● Dataset entries:
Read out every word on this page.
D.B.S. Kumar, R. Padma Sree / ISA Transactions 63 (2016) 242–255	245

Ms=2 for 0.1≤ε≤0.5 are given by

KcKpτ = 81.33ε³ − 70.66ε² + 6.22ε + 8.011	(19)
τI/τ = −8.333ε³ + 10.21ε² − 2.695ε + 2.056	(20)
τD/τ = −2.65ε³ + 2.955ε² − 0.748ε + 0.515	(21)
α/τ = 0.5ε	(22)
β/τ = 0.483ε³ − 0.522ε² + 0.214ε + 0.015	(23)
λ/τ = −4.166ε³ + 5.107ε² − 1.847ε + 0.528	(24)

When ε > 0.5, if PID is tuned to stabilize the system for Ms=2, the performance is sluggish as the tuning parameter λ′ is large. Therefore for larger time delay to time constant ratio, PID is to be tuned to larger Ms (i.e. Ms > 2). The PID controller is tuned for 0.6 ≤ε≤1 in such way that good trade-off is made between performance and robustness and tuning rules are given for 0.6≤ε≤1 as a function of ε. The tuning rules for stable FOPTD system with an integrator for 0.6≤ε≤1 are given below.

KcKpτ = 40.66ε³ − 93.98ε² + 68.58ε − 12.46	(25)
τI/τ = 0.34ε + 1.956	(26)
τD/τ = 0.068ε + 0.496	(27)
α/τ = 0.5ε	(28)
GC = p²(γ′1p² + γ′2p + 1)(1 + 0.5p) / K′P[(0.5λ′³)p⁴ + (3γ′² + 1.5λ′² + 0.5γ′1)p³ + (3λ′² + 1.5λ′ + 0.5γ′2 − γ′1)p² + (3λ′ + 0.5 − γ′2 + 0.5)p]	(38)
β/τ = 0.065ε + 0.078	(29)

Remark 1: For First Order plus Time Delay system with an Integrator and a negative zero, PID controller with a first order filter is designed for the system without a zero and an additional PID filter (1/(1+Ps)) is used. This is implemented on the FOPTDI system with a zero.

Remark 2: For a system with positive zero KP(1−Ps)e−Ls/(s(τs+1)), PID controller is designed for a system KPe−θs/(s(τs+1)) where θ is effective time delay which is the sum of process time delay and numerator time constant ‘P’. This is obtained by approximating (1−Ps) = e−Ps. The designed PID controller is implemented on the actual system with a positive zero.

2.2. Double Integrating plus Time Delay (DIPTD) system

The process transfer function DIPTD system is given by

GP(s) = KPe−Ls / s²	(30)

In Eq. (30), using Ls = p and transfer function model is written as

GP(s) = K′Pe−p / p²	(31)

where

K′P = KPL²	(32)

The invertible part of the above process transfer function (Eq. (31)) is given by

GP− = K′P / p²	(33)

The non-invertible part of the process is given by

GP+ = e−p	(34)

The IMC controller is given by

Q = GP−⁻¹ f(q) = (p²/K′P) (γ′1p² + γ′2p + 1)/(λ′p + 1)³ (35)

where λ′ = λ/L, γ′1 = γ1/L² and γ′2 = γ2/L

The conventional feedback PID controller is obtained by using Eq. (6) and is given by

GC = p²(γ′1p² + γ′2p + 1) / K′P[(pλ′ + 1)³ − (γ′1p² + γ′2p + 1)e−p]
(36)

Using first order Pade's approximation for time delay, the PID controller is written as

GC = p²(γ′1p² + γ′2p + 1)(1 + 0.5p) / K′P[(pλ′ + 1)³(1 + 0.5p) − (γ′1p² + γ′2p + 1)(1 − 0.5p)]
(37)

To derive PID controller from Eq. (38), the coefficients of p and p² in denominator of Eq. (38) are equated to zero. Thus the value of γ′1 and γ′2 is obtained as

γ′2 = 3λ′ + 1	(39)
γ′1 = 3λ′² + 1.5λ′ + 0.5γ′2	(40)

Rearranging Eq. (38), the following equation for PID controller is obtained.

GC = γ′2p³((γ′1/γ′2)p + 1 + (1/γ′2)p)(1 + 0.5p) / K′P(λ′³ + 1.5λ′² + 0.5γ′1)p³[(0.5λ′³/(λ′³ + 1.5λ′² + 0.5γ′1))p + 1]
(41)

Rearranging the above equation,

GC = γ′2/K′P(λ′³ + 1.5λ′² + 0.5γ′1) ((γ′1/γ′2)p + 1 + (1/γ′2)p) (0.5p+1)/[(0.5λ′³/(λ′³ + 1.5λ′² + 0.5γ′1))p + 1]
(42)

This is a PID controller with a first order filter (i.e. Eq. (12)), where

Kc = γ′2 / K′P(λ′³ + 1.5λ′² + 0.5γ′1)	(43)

● INSTRUCTION: Where a line in the material above holds "obtained", copy that line.

● EXPECTED ANSWER:
Remark 2: For a system with positive zero KP(1−Ps)e−Ls/(s(τs+1)), PID controller is designed for a system KPe−θs/(s(τs+1)) where θ is effective time delay which is the sum of process time delay and numerator time constant ‘P’. This is obtained by approximating (1−Ps) = e−Ps. The designed PID controller is implemented on the actual system with a positive zero.
The conventional feedback PID controller is obtained by using Eq. (6) and is given by
To derive PID controller from Eq. (38), the coefficients of p and p² in denominator of Eq. (38) are equated to zero. Thus the value of γ′1 and γ′2 is obtained as
Rearranging Eq. (38), the following equation for PID controller is obtained.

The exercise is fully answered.